◆ **Work required**
Pick every line from the data that holds the word "Surface".

◆ **Records shown**

######

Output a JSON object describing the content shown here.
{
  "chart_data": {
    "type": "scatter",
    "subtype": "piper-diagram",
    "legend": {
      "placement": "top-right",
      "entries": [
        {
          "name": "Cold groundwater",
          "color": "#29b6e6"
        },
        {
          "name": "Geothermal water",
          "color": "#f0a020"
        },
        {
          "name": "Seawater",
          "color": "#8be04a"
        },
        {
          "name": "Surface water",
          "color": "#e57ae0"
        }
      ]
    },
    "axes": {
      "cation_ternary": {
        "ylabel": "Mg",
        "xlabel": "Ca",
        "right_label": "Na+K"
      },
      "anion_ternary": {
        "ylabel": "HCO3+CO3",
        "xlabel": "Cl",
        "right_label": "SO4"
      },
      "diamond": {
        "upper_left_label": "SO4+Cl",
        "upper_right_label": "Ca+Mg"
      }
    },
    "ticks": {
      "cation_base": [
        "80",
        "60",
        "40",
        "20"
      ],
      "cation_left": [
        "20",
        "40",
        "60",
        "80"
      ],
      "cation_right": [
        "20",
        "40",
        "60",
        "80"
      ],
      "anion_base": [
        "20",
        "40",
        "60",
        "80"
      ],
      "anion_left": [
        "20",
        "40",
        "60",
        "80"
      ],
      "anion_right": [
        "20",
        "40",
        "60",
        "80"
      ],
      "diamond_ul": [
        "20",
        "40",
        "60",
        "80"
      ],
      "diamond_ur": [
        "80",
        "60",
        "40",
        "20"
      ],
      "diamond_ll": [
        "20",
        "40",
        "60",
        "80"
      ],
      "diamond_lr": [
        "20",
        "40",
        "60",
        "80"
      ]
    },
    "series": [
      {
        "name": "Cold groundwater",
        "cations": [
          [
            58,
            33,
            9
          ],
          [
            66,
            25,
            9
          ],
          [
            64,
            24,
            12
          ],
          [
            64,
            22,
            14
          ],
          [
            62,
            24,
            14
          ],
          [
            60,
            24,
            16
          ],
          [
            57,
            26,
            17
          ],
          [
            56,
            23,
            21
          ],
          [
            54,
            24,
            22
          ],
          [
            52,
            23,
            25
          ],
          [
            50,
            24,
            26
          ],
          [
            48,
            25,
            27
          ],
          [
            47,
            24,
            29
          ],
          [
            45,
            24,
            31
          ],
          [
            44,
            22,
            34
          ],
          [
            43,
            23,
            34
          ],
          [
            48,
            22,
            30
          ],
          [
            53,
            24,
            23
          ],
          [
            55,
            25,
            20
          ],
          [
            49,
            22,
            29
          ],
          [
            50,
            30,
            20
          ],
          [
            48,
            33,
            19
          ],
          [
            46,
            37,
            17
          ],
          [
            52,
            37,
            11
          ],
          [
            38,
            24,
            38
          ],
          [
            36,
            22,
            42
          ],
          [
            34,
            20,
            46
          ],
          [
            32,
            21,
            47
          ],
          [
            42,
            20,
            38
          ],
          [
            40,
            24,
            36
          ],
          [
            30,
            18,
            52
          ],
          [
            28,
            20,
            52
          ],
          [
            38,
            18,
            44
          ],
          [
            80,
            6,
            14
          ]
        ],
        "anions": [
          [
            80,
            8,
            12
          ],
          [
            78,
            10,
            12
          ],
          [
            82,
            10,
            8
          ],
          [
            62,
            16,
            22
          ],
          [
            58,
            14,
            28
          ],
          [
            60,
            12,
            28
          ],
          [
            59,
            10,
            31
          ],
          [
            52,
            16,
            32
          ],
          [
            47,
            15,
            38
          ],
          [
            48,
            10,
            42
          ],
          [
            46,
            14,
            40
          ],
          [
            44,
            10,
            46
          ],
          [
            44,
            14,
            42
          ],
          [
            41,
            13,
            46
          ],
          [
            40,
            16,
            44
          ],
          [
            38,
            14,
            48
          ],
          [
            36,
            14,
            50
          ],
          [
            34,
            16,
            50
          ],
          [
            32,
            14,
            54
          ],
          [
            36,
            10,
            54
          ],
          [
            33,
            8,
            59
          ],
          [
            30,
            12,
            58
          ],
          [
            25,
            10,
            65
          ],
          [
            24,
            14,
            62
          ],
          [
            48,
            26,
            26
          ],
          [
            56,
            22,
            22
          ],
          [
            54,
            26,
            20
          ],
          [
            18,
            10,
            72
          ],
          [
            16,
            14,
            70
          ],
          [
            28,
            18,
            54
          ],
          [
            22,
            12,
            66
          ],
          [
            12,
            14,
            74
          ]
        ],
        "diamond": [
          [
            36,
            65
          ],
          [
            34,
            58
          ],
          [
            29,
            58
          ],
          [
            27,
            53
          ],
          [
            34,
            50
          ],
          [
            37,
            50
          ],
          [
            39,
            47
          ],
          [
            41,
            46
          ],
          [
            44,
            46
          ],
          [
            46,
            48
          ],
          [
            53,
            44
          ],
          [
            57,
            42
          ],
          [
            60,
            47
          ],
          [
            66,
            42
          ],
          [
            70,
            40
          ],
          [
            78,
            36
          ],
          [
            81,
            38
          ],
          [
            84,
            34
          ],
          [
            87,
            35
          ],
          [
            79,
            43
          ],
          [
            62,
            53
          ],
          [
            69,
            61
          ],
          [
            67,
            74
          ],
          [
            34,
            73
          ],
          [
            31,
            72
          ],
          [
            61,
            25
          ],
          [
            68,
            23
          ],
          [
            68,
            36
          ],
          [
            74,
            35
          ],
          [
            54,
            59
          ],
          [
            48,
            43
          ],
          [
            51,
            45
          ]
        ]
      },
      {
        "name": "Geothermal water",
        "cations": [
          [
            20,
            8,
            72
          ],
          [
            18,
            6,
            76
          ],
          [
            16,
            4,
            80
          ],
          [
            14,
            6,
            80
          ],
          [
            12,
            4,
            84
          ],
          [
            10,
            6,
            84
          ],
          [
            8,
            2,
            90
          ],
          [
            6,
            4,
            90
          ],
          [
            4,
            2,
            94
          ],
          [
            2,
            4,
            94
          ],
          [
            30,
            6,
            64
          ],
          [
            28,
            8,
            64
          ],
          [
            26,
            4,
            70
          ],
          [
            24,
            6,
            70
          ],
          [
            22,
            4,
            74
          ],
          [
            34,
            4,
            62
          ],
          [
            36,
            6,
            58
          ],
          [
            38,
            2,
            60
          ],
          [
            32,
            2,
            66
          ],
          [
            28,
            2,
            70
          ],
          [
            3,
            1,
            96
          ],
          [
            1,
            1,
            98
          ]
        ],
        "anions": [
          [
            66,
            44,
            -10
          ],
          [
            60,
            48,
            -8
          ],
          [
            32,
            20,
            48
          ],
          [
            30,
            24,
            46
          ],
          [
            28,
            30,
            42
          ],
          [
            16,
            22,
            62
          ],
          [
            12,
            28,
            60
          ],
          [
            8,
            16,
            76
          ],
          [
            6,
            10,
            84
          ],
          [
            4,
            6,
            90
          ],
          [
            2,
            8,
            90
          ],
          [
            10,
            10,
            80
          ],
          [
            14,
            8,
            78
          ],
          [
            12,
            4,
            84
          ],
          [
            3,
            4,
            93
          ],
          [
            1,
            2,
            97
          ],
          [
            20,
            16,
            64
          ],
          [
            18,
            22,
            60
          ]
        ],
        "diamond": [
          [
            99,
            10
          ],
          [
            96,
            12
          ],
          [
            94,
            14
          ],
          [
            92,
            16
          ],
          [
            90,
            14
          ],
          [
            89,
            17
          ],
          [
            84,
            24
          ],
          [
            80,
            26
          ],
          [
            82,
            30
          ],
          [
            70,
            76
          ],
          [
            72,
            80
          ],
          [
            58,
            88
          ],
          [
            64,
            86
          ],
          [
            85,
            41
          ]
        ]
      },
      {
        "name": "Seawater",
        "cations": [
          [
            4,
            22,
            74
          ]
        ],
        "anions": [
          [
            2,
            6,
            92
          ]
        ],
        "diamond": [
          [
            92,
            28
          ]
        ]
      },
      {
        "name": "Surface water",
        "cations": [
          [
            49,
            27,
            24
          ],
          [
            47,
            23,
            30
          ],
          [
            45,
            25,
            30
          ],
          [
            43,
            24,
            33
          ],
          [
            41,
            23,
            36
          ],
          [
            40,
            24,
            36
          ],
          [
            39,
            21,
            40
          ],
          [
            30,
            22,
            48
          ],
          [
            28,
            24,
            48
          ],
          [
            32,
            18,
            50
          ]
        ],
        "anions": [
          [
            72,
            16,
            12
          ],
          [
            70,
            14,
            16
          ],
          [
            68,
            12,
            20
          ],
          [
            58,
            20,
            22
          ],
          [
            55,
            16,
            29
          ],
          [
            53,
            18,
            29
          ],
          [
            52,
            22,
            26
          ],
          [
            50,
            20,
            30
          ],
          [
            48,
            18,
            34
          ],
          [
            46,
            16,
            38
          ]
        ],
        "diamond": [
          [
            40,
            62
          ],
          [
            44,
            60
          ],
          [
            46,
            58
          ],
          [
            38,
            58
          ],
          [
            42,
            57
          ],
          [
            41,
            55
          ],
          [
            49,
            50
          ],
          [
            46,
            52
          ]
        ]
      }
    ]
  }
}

######

◆ **Solved exercise**
          "name": "Surface water",
        "name": "Surface water",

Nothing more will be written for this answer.